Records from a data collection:

%%

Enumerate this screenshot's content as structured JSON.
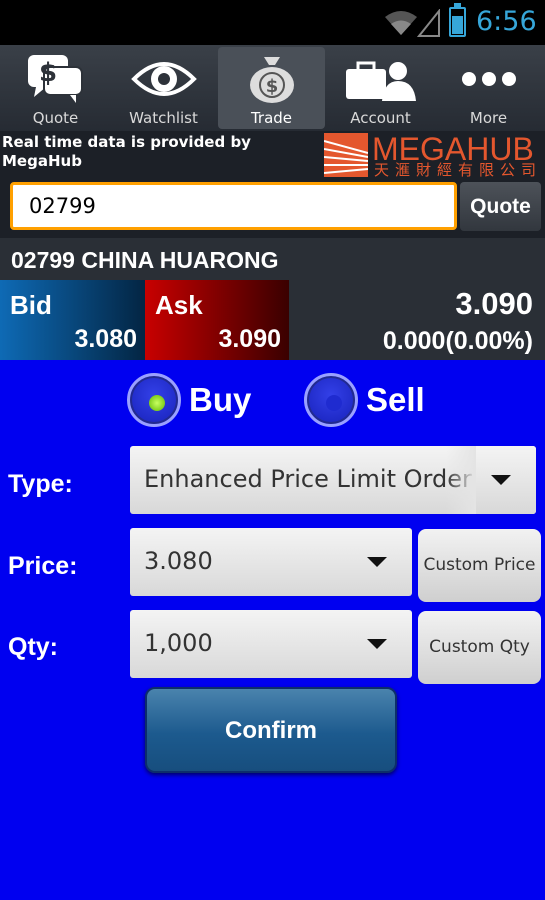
{
  "status_bar": {
    "time": "6:56",
    "icons": [
      "wifi-icon",
      "signal-icon",
      "battery-icon"
    ]
  },
  "tabs": [
    {
      "label": "Quote",
      "icon": "quote-speech-icon",
      "active": false
    },
    {
      "label": "Watchlist",
      "icon": "eye-icon",
      "active": false
    },
    {
      "label": "Trade",
      "icon": "money-bag-icon",
      "active": true
    },
    {
      "label": "Account",
      "icon": "account-briefcase-icon",
      "active": false
    },
    {
      "label": "More",
      "icon": "more-dots-icon",
      "active": false
    }
  ],
  "provider": {
    "text": "Real time data is provided by MegaHub",
    "logo_en": "MEGAHUB",
    "logo_cn": "天滙財經有限公司"
  },
  "search": {
    "value": "02799",
    "button_label": "Quote"
  },
  "stock": {
    "title": "02799 CHINA HUARONG",
    "bid_label": "Bid",
    "bid_value": "3.080",
    "ask_label": "Ask",
    "ask_value": "3.090",
    "last_price": "3.090",
    "change": "0.000(0.00%)"
  },
  "order": {
    "buy_label": "Buy",
    "sell_label": "Sell",
    "side_selected": "Buy",
    "type_label": "Type:",
    "type_value": "Enhanced Price Limit Order",
    "price_label": "Price:",
    "price_value": "3.080",
    "custom_price_label": "Custom Price",
    "qty_label": "Qty:",
    "qty_value": "1,000",
    "custom_qty_label": "Custom Qty",
    "confirm_label": "Confirm"
  },
  "colors": {
    "background": "#0000f0",
    "accent": "#ffa000",
    "bid": "#0e6ab5",
    "ask": "#c80000"
  }
}
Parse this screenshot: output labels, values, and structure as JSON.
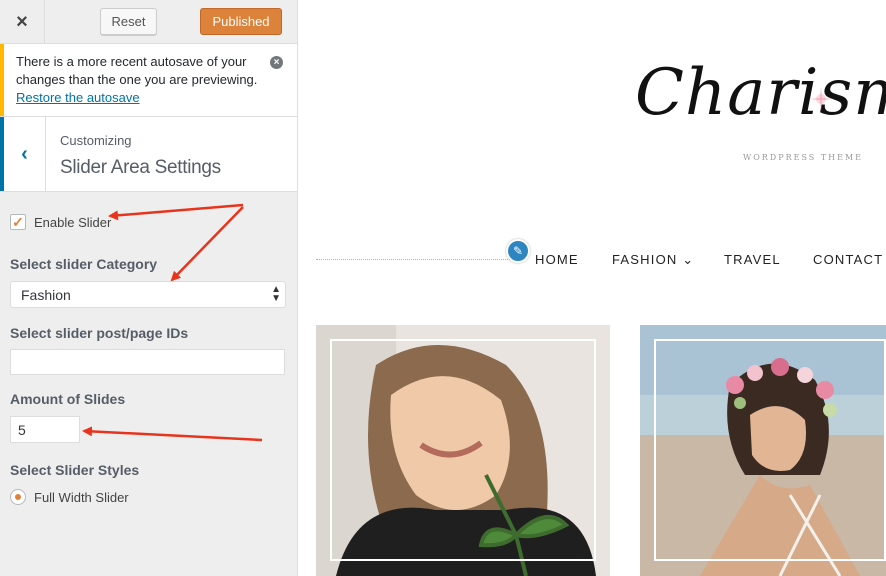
{
  "topbar": {
    "close_icon": "×",
    "reset_label": "Reset",
    "publish_label": "Published"
  },
  "notice": {
    "text": "There is a more recent autosave of your changes than the one you are previewing.",
    "link": "Restore the autosave",
    "dismiss_icon": "×"
  },
  "section": {
    "back_icon": "‹",
    "customizing": "Customizing",
    "title": "Slider Area Settings"
  },
  "controls": {
    "enable_slider": {
      "label": "Enable Slider",
      "checked": true,
      "check_icon": "✓"
    },
    "category": {
      "label": "Select slider Category",
      "value": "Fashion",
      "arrow_icon": "▴▾"
    },
    "ids": {
      "label": "Select slider post/page IDs",
      "value": ""
    },
    "amount": {
      "label": "Amount of Slides",
      "value": "5"
    },
    "styles": {
      "label": "Select Slider Styles",
      "option": "Full Width Slider",
      "selected": true
    }
  },
  "preview": {
    "logo": "Charism",
    "logo_sub": "WORDPRESS THEME",
    "edit_icon": "✎",
    "nav": [
      {
        "label": "HOME"
      },
      {
        "label": "FASHION ⌄"
      },
      {
        "label": "TRAVEL"
      },
      {
        "label": "CONTACT"
      }
    ]
  },
  "colors": {
    "accent": "#dd823b",
    "link": "#0073aa",
    "notice_border": "#ffb900",
    "annotation": "#e8341c"
  }
}
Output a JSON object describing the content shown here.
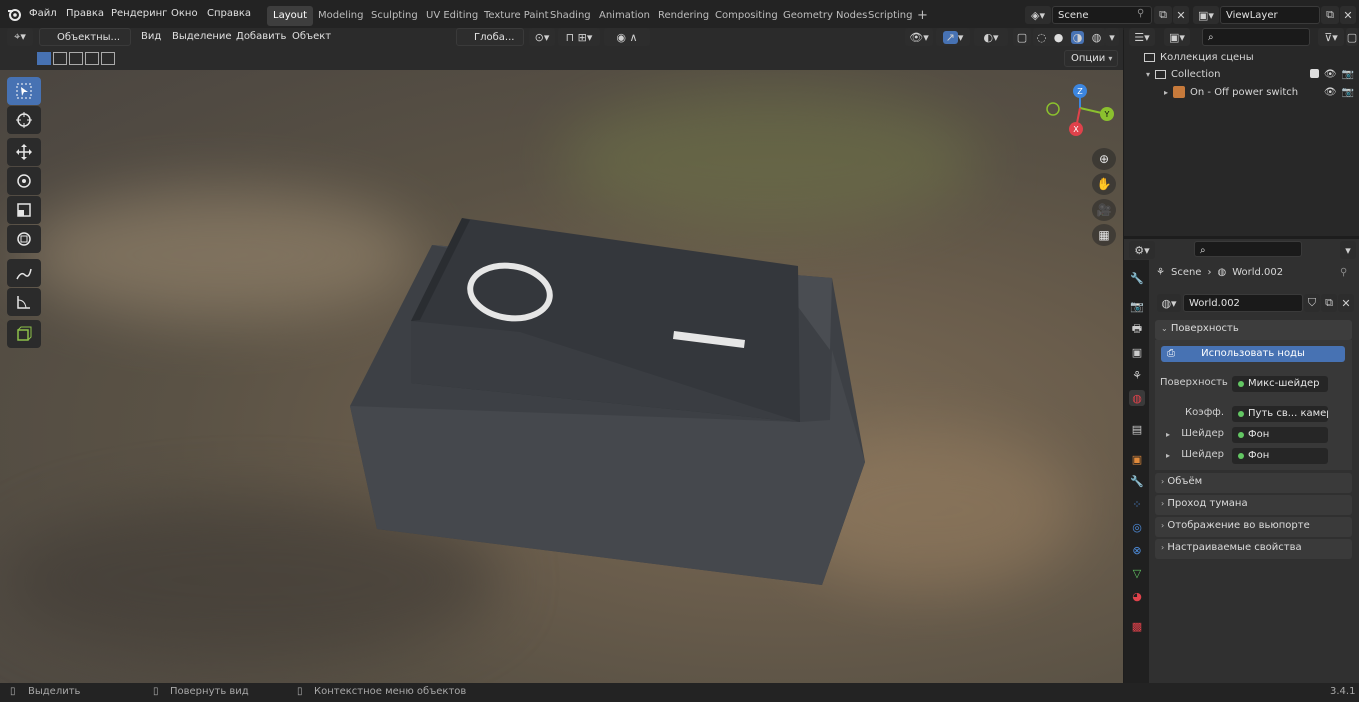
{
  "topbar": {
    "menus": [
      "Файл",
      "Правка",
      "Рендеринг",
      "Окно",
      "Справка"
    ],
    "workspaces": [
      "Layout",
      "Modeling",
      "Sculpting",
      "UV Editing",
      "Texture Paint",
      "Shading",
      "Animation",
      "Rendering",
      "Compositing",
      "Geometry Nodes",
      "Scripting"
    ],
    "active_workspace": "Layout",
    "scene": "Scene",
    "view_layer": "ViewLayer",
    "add_tab": "+"
  },
  "viewport_header": {
    "mode": "Объектны...",
    "menus": [
      "Вид",
      "Выделение",
      "Добавить",
      "Объект"
    ],
    "orientation": "Глоба...",
    "options": "Опции"
  },
  "tools": [
    "select-box",
    "cursor",
    "move",
    "rotate",
    "scale",
    "transform",
    "annotate",
    "measure",
    "add-cube"
  ],
  "gizmo": {
    "z": "Z",
    "y": "Y",
    "x": "X"
  },
  "switch_labels": {
    "off": "O",
    "on": "I"
  },
  "outliner": {
    "scene_collection": "Коллекция сцены",
    "collection": "Collection",
    "object": "On - Off power switch"
  },
  "properties": {
    "breadcrumb_scene": "Scene",
    "breadcrumb_world": "World.002",
    "world_name": "World.002",
    "surface_panel": "Поверхность",
    "use_nodes": "Использовать ноды",
    "rows": [
      {
        "label": "Поверхность",
        "value": "Микс-шейдер",
        "expand": ""
      },
      {
        "label": "Коэфф.",
        "value": "Путь св... камеры",
        "expand": ""
      },
      {
        "label": "Шейдер",
        "value": "Фон",
        "expand": "▸"
      },
      {
        "label": "Шейдер",
        "value": "Фон",
        "expand": "▸"
      }
    ],
    "panels": [
      "Объём",
      "Проход тумана",
      "Отображение во вьюпорте",
      "Настраиваемые свойства"
    ]
  },
  "statusbar": {
    "select": "Выделить",
    "rotate": "Повернуть вид",
    "context": "Контекстное меню объектов",
    "version": "3.4.1"
  },
  "colors": {
    "accent": "#4772b3",
    "active_tool": "#4772b3",
    "x_axis": "#e0424b",
    "y_axis": "#8bc02e",
    "z_axis": "#3c86e0"
  }
}
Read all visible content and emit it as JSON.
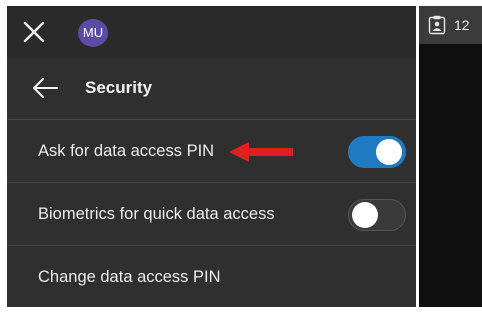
{
  "header": {
    "close_icon": "close-icon",
    "avatar_initials": "MU"
  },
  "title_bar": {
    "back_icon": "arrow-left-icon",
    "title": "Security"
  },
  "settings": [
    {
      "label": "Ask for data access PIN",
      "toggle": "on"
    },
    {
      "label": "Biometrics for quick data access",
      "toggle": "off"
    },
    {
      "label": "Change data access PIN"
    }
  ],
  "annotation": {
    "icon": "red-arrow-icon",
    "color": "#e02020"
  },
  "side_panel": {
    "icon": "clipboard-user-icon",
    "count": "12"
  },
  "colors": {
    "panel_bg": "#2f2f2f",
    "toggle_on": "#1f7ac2",
    "avatar_bg": "#5b4aa6"
  }
}
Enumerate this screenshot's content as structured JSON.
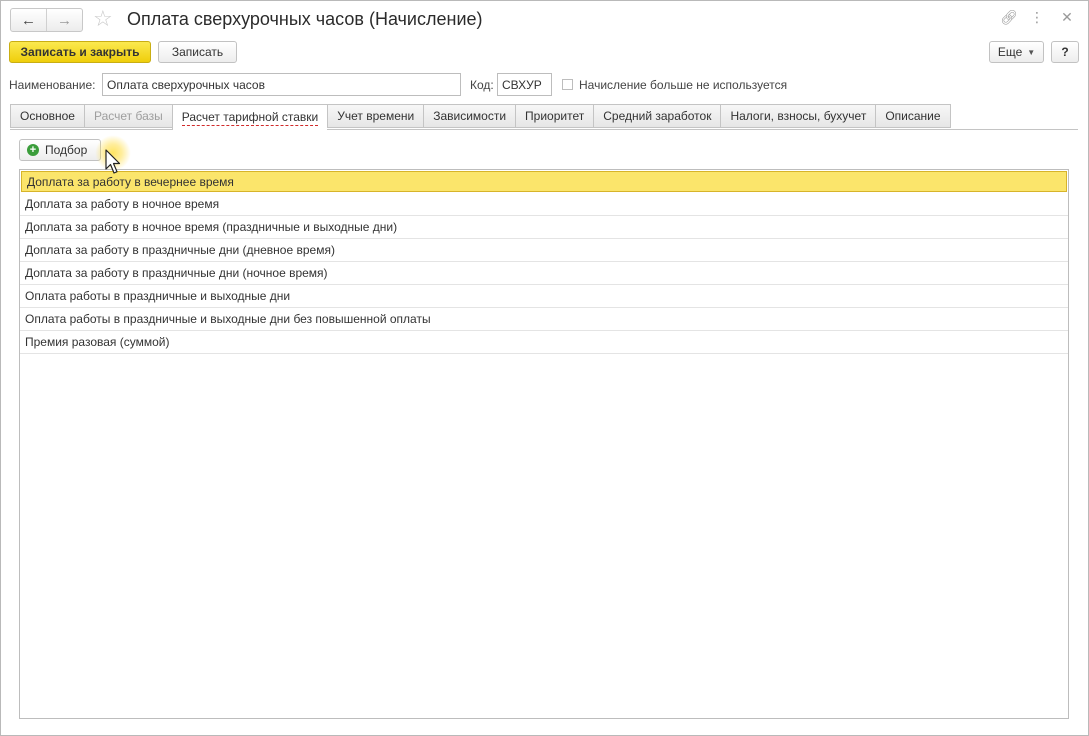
{
  "window": {
    "title": "Оплата сверхурочных часов (Начисление)",
    "nav": {
      "back_icon": "arrow-left-icon",
      "forward_icon": "arrow-right-icon"
    },
    "favorite_icon": "star-icon",
    "title_icons": [
      "link-icon",
      "more-vertical-icon",
      "close-icon"
    ]
  },
  "toolbar": {
    "save_close_label": "Записать и закрыть",
    "save_label": "Записать",
    "more_label": "Еще",
    "help_label": "?"
  },
  "fields": {
    "name_label": "Наименование:",
    "name_value": "Оплата сверхурочных часов",
    "code_label": "Код:",
    "code_value": "СВХУР",
    "not_used_label": "Начисление больше не используется",
    "not_used_checked": false
  },
  "tabs": [
    {
      "label": "Основное",
      "state": "normal"
    },
    {
      "label": "Расчет базы",
      "state": "disabled"
    },
    {
      "label": "Расчет тарифной ставки",
      "state": "active"
    },
    {
      "label": "Учет времени",
      "state": "normal"
    },
    {
      "label": "Зависимости",
      "state": "normal"
    },
    {
      "label": "Приоритет",
      "state": "normal"
    },
    {
      "label": "Средний заработок",
      "state": "normal"
    },
    {
      "label": "Налоги, взносы, бухучет",
      "state": "normal"
    },
    {
      "label": "Описание",
      "state": "normal"
    }
  ],
  "pick_button": {
    "label": "Подбор",
    "icon": "plus-circle-icon"
  },
  "list": {
    "items": [
      "Доплата за работу в вечернее время",
      "Доплата за работу в ночное время",
      "Доплата за работу в ночное время (праздничные и выходные дни)",
      "Доплата за работу в праздничные дни (дневное время)",
      "Доплата за работу в праздничные дни (ночное время)",
      "Оплата работы в праздничные и выходные дни",
      "Оплата работы в праздничные и выходные дни без повышенной оплаты",
      "Премия разовая (суммой)"
    ],
    "selected_index": 0
  },
  "colors": {
    "primary_button": "#f5dc2a",
    "selected_row": "#fbe56b",
    "active_tab_underline": "#d12a2a"
  }
}
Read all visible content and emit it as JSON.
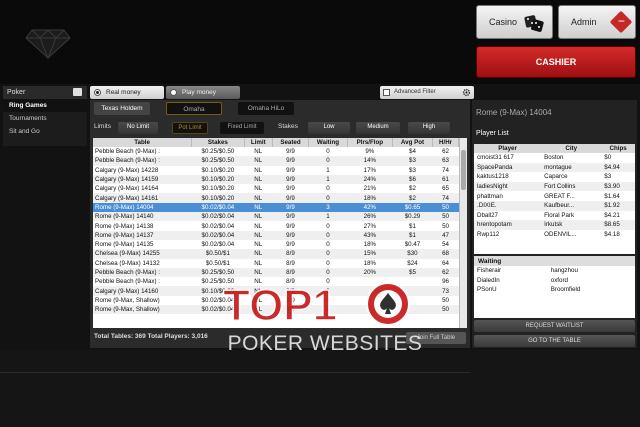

%%

● **Aim**:
In the records above, how many lines include "Поверхность"? Give that number and nothing more.

● **Result for this exercise**:
2